Copy all of the material below exactly.

[Records from a collection of figures]
------------------------------
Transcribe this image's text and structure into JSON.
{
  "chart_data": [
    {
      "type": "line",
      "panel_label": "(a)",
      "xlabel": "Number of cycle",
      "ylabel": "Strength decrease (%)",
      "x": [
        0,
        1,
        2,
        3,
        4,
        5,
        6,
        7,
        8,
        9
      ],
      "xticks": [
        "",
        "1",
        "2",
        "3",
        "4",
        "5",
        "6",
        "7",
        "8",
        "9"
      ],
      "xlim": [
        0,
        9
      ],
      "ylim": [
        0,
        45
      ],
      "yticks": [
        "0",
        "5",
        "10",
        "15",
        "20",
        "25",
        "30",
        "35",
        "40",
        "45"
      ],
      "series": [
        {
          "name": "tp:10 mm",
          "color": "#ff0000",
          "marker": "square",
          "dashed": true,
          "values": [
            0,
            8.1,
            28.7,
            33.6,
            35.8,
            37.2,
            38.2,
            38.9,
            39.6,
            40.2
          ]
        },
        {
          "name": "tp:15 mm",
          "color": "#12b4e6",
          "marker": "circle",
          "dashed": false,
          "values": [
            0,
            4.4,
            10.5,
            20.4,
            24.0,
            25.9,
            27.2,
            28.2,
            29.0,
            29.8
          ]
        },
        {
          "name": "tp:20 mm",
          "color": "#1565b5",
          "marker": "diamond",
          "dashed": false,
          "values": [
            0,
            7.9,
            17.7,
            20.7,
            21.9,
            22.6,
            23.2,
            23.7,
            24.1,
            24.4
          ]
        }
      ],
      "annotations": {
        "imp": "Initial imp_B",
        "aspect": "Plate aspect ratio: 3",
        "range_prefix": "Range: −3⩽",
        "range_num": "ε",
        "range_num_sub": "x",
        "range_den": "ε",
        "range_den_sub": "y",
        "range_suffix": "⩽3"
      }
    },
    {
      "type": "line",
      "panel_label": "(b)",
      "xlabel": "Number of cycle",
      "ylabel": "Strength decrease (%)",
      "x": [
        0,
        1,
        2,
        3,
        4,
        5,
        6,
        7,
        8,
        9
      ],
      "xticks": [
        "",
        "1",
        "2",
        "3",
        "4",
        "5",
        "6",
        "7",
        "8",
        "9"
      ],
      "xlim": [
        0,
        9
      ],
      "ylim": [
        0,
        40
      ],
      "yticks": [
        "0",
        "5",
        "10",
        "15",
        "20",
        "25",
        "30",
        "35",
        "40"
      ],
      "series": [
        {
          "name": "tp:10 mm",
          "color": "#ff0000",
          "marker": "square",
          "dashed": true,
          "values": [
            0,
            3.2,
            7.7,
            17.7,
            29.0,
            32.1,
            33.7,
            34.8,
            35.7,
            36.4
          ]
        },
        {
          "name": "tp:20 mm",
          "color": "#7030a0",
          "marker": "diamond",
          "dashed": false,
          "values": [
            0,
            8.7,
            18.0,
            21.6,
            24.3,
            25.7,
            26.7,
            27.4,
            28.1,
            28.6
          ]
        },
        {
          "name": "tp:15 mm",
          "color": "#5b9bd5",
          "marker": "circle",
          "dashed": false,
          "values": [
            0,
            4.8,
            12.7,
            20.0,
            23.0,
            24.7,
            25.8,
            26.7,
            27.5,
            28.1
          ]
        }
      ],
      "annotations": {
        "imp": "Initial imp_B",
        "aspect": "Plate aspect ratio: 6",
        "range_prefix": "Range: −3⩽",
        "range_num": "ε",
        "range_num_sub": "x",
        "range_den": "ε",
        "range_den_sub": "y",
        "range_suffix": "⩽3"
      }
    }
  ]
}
------------------------------
* [Expected answer]:
Transcribe this image's text and structure into JSON.
{
  "chart_data": [
    {
      "type": "line",
      "panel_label": "(a)",
      "xlabel": "Number of cycle",
      "ylabel": "Strength decrease (%)",
      "x": [
        0,
        1,
        2,
        3,
        4,
        5,
        6,
        7,
        8,
        9
      ],
      "xticks": [
        "",
        "1",
        "2",
        "3",
        "4",
        "5",
        "6",
        "7",
        "8",
        "9"
      ],
      "xlim": [
        0,
        9
      ],
      "ylim": [
        0,
        45
      ],
      "yticks": [
        "0",
        "5",
        "10",
        "15",
        "20",
        "25",
        "30",
        "35",
        "40",
        "45"
      ],
      "series": [
        {
          "name": "tp:10 mm",
          "color": "#ff0000",
          "marker": "square",
          "dashed": true,
          "values": [
            0,
            8.1,
            28.7,
            33.6,
            35.8,
            37.2,
            38.2,
            38.9,
            39.6,
            40.2
          ]
        },
        {
          "name": "tp:15 mm",
          "color": "#12b4e6",
          "marker": "circle",
          "dashed": false,
          "values": [
            0,
            4.4,
            10.5,
            20.4,
            24.0,
            25.9,
            27.2,
            28.2,
            29.0,
            29.8
          ]
        },
        {
          "name": "tp:20 mm",
          "color": "#1565b5",
          "marker": "diamond",
          "dashed": false,
          "values": [
            0,
            7.9,
            17.7,
            20.7,
            21.9,
            22.6,
            23.2,
            23.7,
            24.1,
            24.4
          ]
        }
      ],
      "annotations": {
        "imp": "Initial imp_B",
        "aspect": "Plate aspect ratio: 3",
        "range_prefix": "Range: −3⩽",
        "range_num": "ε",
        "range_num_sub": "x",
        "range_den": "ε",
        "range_den_sub": "y",
        "range_suffix": "⩽3"
      }
    },
    {
      "type": "line",
      "panel_label": "(b)",
      "xlabel": "Number of cycle",
      "ylabel": "Strength decrease (%)",
      "x": [
        0,
        1,
        2,
        3,
        4,
        5,
        6,
        7,
        8,
        9
      ],
      "xticks": [
        "",
        "1",
        "2",
        "3",
        "4",
        "5",
        "6",
        "7",
        "8",
        "9"
      ],
      "xlim": [
        0,
        9
      ],
      "ylim": [
        0,
        40
      ],
      "yticks": [
        "0",
        "5",
        "10",
        "15",
        "20",
        "25",
        "30",
        "35",
        "40"
      ],
      "series": [
        {
          "name": "tp:10 mm",
          "color": "#ff0000",
          "marker": "square",
          "dashed": true,
          "values": [
            0,
            3.2,
            7.7,
            17.7,
            29.0,
            32.1,
            33.7,
            34.8,
            35.7,
            36.4
          ]
        },
        {
          "name": "tp:20 mm",
          "color": "#7030a0",
          "marker": "diamond",
          "dashed": false,
          "values": [
            0,
            8.7,
            18.0,
            21.6,
            24.3,
            25.7,
            26.7,
            27.4,
            28.1,
            28.6
          ]
        },
        {
          "name": "tp:15 mm",
          "color": "#5b9bd5",
          "marker": "circle",
          "dashed": false,
          "values": [
            0,
            4.8,
            12.7,
            20.0,
            23.0,
            24.7,
            25.8,
            26.7,
            27.5,
            28.1
          ]
        }
      ],
      "annotations": {
        "imp": "Initial imp_B",
        "aspect": "Plate aspect ratio: 6",
        "range_prefix": "Range: −3⩽",
        "range_num": "ε",
        "range_num_sub": "x",
        "range_den": "ε",
        "range_den_sub": "y",
        "range_suffix": "⩽3"
      }
    }
  ]
}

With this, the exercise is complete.